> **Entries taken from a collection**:
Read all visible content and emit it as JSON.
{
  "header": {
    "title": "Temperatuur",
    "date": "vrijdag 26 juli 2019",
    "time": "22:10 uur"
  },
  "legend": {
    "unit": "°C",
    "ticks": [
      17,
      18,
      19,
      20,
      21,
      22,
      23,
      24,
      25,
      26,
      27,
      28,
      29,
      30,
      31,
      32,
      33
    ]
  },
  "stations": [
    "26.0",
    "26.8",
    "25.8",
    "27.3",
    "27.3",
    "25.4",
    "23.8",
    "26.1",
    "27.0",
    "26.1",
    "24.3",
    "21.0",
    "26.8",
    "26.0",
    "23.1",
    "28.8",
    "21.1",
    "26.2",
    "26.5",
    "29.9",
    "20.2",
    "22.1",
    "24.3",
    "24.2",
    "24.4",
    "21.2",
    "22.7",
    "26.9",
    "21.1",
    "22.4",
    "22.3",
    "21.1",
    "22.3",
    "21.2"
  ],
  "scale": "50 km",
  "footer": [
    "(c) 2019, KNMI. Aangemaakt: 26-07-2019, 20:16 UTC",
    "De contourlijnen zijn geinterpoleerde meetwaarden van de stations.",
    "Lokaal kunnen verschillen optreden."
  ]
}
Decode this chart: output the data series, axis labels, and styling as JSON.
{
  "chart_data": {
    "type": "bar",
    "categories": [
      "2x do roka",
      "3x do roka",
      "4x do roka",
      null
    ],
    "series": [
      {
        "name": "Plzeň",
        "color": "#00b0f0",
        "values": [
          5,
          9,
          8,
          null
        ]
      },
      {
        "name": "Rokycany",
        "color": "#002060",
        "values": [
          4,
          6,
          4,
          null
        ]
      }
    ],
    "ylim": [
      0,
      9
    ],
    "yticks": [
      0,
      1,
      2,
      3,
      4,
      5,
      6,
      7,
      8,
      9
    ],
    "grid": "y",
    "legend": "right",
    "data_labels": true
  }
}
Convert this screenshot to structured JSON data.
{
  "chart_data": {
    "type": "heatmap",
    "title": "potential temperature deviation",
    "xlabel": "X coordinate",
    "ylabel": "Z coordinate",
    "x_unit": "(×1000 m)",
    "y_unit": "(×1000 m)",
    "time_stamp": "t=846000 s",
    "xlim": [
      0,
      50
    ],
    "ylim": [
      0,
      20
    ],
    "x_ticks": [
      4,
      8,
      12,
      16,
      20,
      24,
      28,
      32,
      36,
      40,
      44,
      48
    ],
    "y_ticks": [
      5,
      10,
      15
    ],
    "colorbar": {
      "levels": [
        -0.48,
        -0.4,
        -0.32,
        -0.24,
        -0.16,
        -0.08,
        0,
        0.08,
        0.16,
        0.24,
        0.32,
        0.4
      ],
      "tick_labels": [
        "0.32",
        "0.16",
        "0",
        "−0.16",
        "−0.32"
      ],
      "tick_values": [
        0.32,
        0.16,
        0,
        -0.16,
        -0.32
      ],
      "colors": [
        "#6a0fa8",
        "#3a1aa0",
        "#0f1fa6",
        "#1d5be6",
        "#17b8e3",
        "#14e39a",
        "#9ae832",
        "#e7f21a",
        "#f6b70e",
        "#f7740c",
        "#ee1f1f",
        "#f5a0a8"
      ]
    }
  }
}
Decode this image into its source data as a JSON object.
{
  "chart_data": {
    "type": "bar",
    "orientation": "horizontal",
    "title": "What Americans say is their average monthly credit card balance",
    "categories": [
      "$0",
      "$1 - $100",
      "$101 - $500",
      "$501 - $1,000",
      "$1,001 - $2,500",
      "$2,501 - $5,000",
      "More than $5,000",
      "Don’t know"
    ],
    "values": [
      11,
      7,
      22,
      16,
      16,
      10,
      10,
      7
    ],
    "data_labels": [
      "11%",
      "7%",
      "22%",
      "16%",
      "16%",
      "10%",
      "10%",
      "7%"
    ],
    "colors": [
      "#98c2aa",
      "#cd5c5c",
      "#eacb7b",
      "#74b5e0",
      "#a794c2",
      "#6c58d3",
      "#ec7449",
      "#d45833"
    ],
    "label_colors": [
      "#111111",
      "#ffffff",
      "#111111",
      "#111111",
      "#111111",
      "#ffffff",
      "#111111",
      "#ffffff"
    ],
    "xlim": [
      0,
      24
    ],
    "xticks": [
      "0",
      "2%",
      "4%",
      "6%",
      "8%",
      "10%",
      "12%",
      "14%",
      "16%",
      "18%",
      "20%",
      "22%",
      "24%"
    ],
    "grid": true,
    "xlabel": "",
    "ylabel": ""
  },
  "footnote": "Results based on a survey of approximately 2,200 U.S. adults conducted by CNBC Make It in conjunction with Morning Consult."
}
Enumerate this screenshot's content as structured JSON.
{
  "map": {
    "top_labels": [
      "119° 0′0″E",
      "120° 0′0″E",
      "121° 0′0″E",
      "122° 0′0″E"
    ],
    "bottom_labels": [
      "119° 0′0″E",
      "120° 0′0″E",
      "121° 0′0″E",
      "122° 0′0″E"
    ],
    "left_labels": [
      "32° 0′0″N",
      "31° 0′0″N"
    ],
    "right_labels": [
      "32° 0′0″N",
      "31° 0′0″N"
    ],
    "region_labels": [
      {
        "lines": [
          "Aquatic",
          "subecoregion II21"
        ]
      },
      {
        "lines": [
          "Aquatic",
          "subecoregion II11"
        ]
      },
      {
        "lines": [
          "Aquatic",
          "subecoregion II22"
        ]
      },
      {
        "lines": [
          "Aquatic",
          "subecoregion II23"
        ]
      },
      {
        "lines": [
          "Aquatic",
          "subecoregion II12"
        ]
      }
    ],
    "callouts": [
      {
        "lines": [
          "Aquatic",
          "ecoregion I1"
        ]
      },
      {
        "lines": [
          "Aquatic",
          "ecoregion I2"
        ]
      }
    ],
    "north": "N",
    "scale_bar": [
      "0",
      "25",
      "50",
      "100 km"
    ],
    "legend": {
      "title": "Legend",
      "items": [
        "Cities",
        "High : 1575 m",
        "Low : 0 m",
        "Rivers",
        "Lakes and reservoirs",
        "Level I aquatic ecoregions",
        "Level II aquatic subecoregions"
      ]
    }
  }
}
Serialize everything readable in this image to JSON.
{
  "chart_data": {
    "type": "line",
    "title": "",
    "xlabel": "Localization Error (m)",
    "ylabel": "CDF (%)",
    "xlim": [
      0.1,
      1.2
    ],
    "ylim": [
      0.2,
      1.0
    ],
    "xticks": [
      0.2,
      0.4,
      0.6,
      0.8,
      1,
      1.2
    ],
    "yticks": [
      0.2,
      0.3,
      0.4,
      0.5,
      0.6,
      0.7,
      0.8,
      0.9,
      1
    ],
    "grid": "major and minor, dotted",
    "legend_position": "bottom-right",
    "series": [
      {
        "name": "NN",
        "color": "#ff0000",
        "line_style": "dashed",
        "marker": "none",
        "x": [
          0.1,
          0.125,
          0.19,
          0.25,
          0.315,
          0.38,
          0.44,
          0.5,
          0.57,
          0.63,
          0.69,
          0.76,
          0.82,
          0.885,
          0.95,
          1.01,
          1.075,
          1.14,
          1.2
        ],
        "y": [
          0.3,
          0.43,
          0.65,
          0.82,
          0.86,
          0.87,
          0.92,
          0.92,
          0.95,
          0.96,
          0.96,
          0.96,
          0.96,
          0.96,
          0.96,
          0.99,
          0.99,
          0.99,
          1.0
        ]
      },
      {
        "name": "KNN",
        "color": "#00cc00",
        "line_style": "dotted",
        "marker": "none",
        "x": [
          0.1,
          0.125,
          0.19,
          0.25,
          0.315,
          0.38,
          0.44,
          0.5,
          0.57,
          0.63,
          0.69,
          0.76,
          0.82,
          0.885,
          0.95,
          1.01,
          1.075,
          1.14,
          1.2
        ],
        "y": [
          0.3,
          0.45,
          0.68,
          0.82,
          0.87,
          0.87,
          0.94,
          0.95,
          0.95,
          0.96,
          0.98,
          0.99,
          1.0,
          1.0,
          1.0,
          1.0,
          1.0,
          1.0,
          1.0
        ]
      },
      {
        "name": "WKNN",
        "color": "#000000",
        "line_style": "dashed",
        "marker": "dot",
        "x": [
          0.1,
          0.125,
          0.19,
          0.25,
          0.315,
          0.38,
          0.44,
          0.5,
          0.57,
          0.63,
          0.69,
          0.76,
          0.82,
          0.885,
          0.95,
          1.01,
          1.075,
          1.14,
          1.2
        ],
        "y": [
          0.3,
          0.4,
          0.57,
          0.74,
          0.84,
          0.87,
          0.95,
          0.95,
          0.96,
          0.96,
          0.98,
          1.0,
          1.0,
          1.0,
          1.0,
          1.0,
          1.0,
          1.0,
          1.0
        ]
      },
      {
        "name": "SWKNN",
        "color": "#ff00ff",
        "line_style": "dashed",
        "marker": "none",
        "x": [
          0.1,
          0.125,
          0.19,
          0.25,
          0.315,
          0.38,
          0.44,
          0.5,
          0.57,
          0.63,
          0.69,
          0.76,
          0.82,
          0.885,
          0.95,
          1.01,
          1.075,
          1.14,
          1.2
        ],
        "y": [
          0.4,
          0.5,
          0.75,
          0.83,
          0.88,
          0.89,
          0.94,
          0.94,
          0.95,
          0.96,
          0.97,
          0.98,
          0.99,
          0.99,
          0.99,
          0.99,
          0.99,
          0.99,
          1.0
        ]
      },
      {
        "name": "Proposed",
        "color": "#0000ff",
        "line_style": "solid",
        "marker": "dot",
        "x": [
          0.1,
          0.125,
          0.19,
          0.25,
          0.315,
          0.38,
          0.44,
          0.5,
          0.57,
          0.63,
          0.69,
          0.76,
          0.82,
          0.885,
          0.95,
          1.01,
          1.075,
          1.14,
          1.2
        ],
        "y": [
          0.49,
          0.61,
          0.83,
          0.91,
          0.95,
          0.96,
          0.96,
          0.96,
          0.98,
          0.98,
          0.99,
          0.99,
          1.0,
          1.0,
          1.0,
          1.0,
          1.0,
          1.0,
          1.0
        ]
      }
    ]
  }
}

> **Task directions**: Look through the entries above and report each line where the string "name" occurs.

> **The result**:
        "name": "Plzeň",
        "name": "Rokycany",
        "name": "NN",
        "name": "KNN",
        "name": "WKNN",
        "name": "SWKNN",
        "name": "Proposed",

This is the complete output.